Data section
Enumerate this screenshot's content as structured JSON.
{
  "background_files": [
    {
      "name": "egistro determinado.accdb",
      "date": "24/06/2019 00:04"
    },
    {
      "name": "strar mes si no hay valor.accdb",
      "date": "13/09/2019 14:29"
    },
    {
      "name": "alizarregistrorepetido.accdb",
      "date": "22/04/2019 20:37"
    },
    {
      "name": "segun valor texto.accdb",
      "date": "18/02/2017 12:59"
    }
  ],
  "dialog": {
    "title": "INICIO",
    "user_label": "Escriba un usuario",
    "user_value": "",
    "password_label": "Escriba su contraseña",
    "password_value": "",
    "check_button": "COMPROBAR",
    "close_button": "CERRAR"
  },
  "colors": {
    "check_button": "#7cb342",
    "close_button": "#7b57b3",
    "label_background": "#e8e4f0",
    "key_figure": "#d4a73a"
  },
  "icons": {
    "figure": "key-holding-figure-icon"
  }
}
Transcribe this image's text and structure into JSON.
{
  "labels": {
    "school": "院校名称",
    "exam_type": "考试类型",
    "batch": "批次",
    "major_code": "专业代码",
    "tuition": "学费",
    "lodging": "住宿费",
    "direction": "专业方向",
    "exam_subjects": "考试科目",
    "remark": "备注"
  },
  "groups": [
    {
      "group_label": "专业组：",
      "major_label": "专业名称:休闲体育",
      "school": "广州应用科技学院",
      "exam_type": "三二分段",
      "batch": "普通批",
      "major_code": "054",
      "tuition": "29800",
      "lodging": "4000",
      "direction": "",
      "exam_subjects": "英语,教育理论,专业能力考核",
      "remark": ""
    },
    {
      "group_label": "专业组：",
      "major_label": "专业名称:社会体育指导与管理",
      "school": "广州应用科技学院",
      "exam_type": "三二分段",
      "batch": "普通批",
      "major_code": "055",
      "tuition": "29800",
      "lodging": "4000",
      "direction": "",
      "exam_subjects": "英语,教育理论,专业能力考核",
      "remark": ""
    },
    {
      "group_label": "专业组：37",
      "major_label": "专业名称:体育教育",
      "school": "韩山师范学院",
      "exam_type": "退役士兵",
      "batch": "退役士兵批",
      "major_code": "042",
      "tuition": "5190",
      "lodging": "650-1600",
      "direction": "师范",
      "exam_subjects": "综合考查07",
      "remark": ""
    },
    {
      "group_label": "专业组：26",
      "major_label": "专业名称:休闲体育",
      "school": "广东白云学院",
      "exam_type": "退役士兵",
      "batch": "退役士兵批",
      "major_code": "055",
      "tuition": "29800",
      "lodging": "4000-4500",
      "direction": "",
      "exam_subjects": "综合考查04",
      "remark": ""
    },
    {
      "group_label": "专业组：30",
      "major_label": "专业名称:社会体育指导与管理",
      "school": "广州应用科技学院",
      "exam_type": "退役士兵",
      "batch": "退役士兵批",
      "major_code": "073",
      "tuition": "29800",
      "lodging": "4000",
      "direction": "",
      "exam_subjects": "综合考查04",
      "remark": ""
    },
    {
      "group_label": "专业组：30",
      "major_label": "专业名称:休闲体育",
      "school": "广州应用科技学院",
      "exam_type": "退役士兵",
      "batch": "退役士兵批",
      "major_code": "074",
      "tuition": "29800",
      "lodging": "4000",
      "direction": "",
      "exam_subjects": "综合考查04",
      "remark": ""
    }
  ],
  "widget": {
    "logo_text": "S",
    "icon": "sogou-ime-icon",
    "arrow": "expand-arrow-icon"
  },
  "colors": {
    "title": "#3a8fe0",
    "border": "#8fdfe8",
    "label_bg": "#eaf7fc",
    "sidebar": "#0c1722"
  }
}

Challenge
Type out the whole listing above again, exactly as it stands.

Reply to the task
Enumerate this screenshot's content as structured JSON.
{
  "background_files": [
    {
      "name": "egistro determinado.accdb",
      "date": "24/06/2019 00:04"
    },
    {
      "name": "strar mes si no hay valor.accdb",
      "date": "13/09/2019 14:29"
    },
    {
      "name": "alizarregistrorepetido.accdb",
      "date": "22/04/2019 20:37"
    },
    {
      "name": "segun valor texto.accdb",
      "date": "18/02/2017 12:59"
    }
  ],
  "dialog": {
    "title": "INICIO",
    "user_label": "Escriba un usuario",
    "user_value": "",
    "password_label": "Escriba su contraseña",
    "password_value": "",
    "check_button": "COMPROBAR",
    "close_button": "CERRAR"
  },
  "colors": {
    "check_button": "#7cb342",
    "close_button": "#7b57b3",
    "label_background": "#e8e4f0",
    "key_figure": "#d4a73a"
  },
  "icons": {
    "figure": "key-holding-figure-icon"
  }
}
Transcribe this image's text and structure into JSON.
{
  "labels": {
    "school": "院校名称",
    "exam_type": "考试类型",
    "batch": "批次",
    "major_code": "专业代码",
    "tuition": "学费",
    "lodging": "住宿费",
    "direction": "专业方向",
    "exam_subjects": "考试科目",
    "remark": "备注"
  },
  "groups": [
    {
      "group_label": "专业组：",
      "major_label": "专业名称:休闲体育",
      "school": "广州应用科技学院",
      "exam_type": "三二分段",
      "batch": "普通批",
      "major_code": "054",
      "tuition": "29800",
      "lodging": "4000",
      "direction": "",
      "exam_subjects": "英语,教育理论,专业能力考核",
      "remark": ""
    },
    {
      "group_label": "专业组：",
      "major_label": "专业名称:社会体育指导与管理",
      "school": "广州应用科技学院",
      "exam_type": "三二分段",
      "batch": "普通批",
      "major_code": "055",
      "tuition": "29800",
      "lodging": "4000",
      "direction": "",
      "exam_subjects": "英语,教育理论,专业能力考核",
      "remark": ""
    },
    {
      "group_label": "专业组：37",
      "major_label": "专业名称:体育教育",
      "school": "韩山师范学院",
      "exam_type": "退役士兵",
      "batch": "退役士兵批",
      "major_code": "042",
      "tuition": "5190",
      "lodging": "650-1600",
      "direction": "师范",
      "exam_subjects": "综合考查07",
      "remark": ""
    },
    {
      "group_label": "专业组：26",
      "major_label": "专业名称:休闲体育",
      "school": "广东白云学院",
      "exam_type": "退役士兵",
      "batch": "退役士兵批",
      "major_code": "055",
      "tuition": "29800",
      "lodging": "4000-4500",
      "direction": "",
      "exam_subjects": "综合考查04",
      "remark": ""
    },
    {
      "group_label": "专业组：30",
      "major_label": "专业名称:社会体育指导与管理",
      "school": "广州应用科技学院",
      "exam_type": "退役士兵",
      "batch": "退役士兵批",
      "major_code": "073",
      "tuition": "29800",
      "lodging": "4000",
      "direction": "",
      "exam_subjects": "综合考查04",
      "remark": ""
    },
    {
      "group_label": "专业组：30",
      "major_label": "专业名称:休闲体育",
      "school": "广州应用科技学院",
      "exam_type": "退役士兵",
      "batch": "退役士兵批",
      "major_code": "074",
      "tuition": "29800",
      "lodging": "4000",
      "direction": "",
      "exam_subjects": "综合考查04",
      "remark": ""
    }
  ],
  "widget": {
    "logo_text": "S",
    "icon": "sogou-ime-icon",
    "arrow": "expand-arrow-icon"
  },
  "colors": {
    "title": "#3a8fe0",
    "border": "#8fdfe8",
    "label_bg": "#eaf7fc",
    "sidebar": "#0c1722"
  }
}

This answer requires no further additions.